What is required: Set down the final stretch of the data, from the line that holds "Serialize everything readable" through the last line, both included, with pictures left out.

[Source data]

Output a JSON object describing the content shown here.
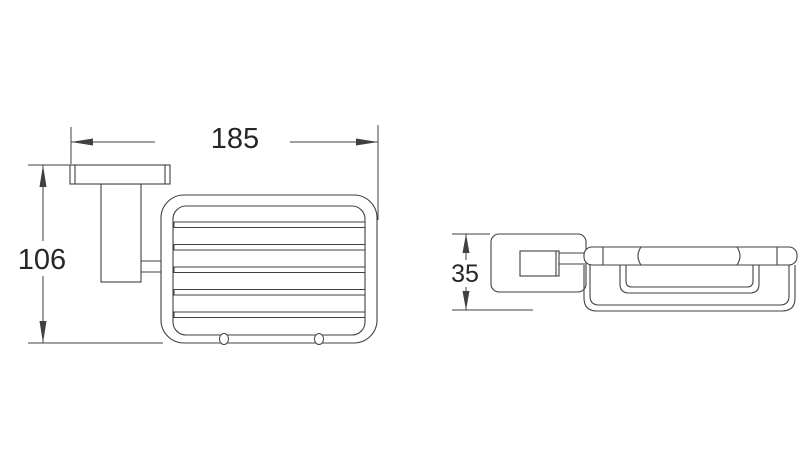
{
  "style": {
    "page_bg": "#ffffff",
    "line_color": "#404040",
    "text_color": "#262626"
  },
  "views": {
    "front": {
      "dimensions": {
        "width_mm": "185",
        "height_mm": "106"
      }
    },
    "side": {
      "dimensions": {
        "depth_mm": "35"
      }
    }
  }
}
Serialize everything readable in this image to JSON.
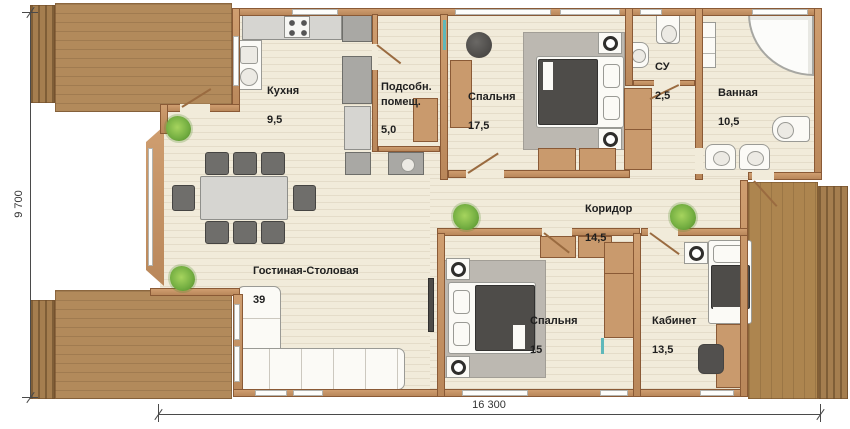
{
  "plan": {
    "type": "floor-plan",
    "language": "ru",
    "rooms": [
      {
        "id": "kitchen",
        "name": "Кухня",
        "area": "9,5"
      },
      {
        "id": "utility",
        "name": "Подсобн.\nпомещ.",
        "area": "5,0"
      },
      {
        "id": "bedroom1",
        "name": "Спальня",
        "area": "17,5"
      },
      {
        "id": "wc",
        "name": "СУ",
        "area": "2,5"
      },
      {
        "id": "bathroom",
        "name": "Ванная",
        "area": "10,5"
      },
      {
        "id": "corridor",
        "name": "Коридор",
        "area": "14,5"
      },
      {
        "id": "living",
        "name": "Гостиная-Столовая",
        "area": "39"
      },
      {
        "id": "bedroom2",
        "name": "Спальня",
        "area": "15"
      },
      {
        "id": "study",
        "name": "Кабинет",
        "area": "13,5"
      }
    ],
    "dimensions": {
      "width_label": "16 300",
      "height_label": "9 700"
    },
    "colors": {
      "wall": "#c0905f",
      "floor": "#f1ebda",
      "deck_wood": "#b28a5b",
      "furniture_dark": "#4e4c49",
      "rug": "#bcb8b1",
      "plant_green": "#76b043",
      "window_accent": "#5fb8ba"
    }
  }
}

Output for this task:
Serialize everything readable in this image to JSON.
{
  "plan": {
    "type": "floor-plan",
    "language": "ru",
    "rooms": [
      {
        "id": "kitchen",
        "name": "Кухня",
        "area": "9,5"
      },
      {
        "id": "utility",
        "name": "Подсобн.\nпомещ.",
        "area": "5,0"
      },
      {
        "id": "bedroom1",
        "name": "Спальня",
        "area": "17,5"
      },
      {
        "id": "wc",
        "name": "СУ",
        "area": "2,5"
      },
      {
        "id": "bathroom",
        "name": "Ванная",
        "area": "10,5"
      },
      {
        "id": "corridor",
        "name": "Коридор",
        "area": "14,5"
      },
      {
        "id": "living",
        "name": "Гостиная-Столовая",
        "area": "39"
      },
      {
        "id": "bedroom2",
        "name": "Спальня",
        "area": "15"
      },
      {
        "id": "study",
        "name": "Кабинет",
        "area": "13,5"
      }
    ],
    "dimensions": {
      "width_label": "16 300",
      "height_label": "9 700"
    },
    "colors": {
      "wall": "#c0905f",
      "floor": "#f1ebda",
      "deck_wood": "#b28a5b",
      "furniture_dark": "#4e4c49",
      "rug": "#bcb8b1",
      "plant_green": "#76b043",
      "window_accent": "#5fb8ba"
    }
  }
}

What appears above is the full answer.